- _WRITTEN PROBLEM_: Skip the images. Copy the records exactly as written.

- _TASK MATERIAL_:
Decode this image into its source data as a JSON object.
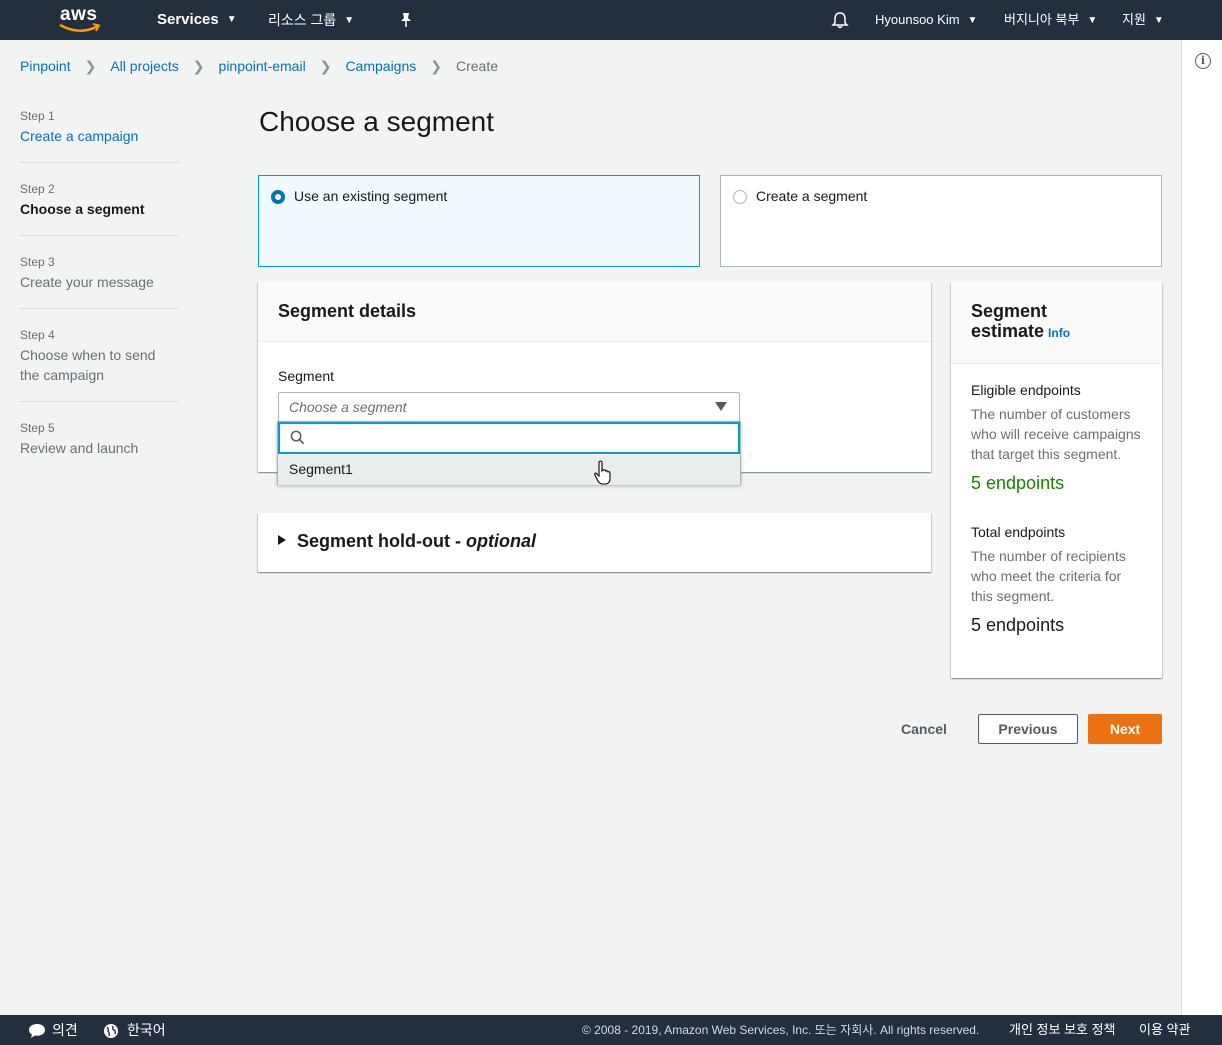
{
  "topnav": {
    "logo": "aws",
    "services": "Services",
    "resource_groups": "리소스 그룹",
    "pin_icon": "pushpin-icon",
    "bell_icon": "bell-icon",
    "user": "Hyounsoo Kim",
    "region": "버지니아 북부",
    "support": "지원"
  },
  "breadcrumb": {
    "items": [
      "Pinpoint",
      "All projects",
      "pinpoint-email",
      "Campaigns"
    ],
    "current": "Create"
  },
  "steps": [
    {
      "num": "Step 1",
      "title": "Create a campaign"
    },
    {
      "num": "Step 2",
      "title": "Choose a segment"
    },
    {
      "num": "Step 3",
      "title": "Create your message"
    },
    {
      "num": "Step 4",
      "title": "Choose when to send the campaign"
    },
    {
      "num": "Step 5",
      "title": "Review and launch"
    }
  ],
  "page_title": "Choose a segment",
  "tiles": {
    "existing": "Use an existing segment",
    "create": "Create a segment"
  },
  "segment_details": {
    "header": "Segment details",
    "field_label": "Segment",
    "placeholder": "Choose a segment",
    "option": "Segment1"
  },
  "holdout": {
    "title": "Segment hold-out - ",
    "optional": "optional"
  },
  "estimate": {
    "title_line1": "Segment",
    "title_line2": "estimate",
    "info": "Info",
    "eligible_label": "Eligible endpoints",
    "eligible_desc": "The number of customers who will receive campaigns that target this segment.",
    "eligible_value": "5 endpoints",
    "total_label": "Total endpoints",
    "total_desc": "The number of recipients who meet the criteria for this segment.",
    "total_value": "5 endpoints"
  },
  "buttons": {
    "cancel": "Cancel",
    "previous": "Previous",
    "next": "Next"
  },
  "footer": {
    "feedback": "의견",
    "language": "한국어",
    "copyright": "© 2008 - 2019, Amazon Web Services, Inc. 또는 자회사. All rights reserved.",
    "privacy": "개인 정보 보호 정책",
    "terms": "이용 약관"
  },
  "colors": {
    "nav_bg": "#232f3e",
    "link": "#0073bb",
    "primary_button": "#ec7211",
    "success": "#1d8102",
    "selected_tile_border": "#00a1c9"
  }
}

- _CORRECT RESULT_:
Decode this image into its source data as a JSON object.
{
  "topnav": {
    "logo": "aws",
    "services": "Services",
    "resource_groups": "리소스 그룹",
    "pin_icon": "pushpin-icon",
    "bell_icon": "bell-icon",
    "user": "Hyounsoo Kim",
    "region": "버지니아 북부",
    "support": "지원"
  },
  "breadcrumb": {
    "items": [
      "Pinpoint",
      "All projects",
      "pinpoint-email",
      "Campaigns"
    ],
    "current": "Create"
  },
  "steps": [
    {
      "num": "Step 1",
      "title": "Create a campaign"
    },
    {
      "num": "Step 2",
      "title": "Choose a segment"
    },
    {
      "num": "Step 3",
      "title": "Create your message"
    },
    {
      "num": "Step 4",
      "title": "Choose when to send the campaign"
    },
    {
      "num": "Step 5",
      "title": "Review and launch"
    }
  ],
  "page_title": "Choose a segment",
  "tiles": {
    "existing": "Use an existing segment",
    "create": "Create a segment"
  },
  "segment_details": {
    "header": "Segment details",
    "field_label": "Segment",
    "placeholder": "Choose a segment",
    "option": "Segment1"
  },
  "holdout": {
    "title": "Segment hold-out - ",
    "optional": "optional"
  },
  "estimate": {
    "title_line1": "Segment",
    "title_line2": "estimate",
    "info": "Info",
    "eligible_label": "Eligible endpoints",
    "eligible_desc": "The number of customers who will receive campaigns that target this segment.",
    "eligible_value": "5 endpoints",
    "total_label": "Total endpoints",
    "total_desc": "The number of recipients who meet the criteria for this segment.",
    "total_value": "5 endpoints"
  },
  "buttons": {
    "cancel": "Cancel",
    "previous": "Previous",
    "next": "Next"
  },
  "footer": {
    "feedback": "의견",
    "language": "한국어",
    "copyright": "© 2008 - 2019, Amazon Web Services, Inc. 또는 자회사. All rights reserved.",
    "privacy": "개인 정보 보호 정책",
    "terms": "이용 약관"
  },
  "colors": {
    "nav_bg": "#232f3e",
    "link": "#0073bb",
    "primary_button": "#ec7211",
    "success": "#1d8102",
    "selected_tile_border": "#00a1c9"
  }
}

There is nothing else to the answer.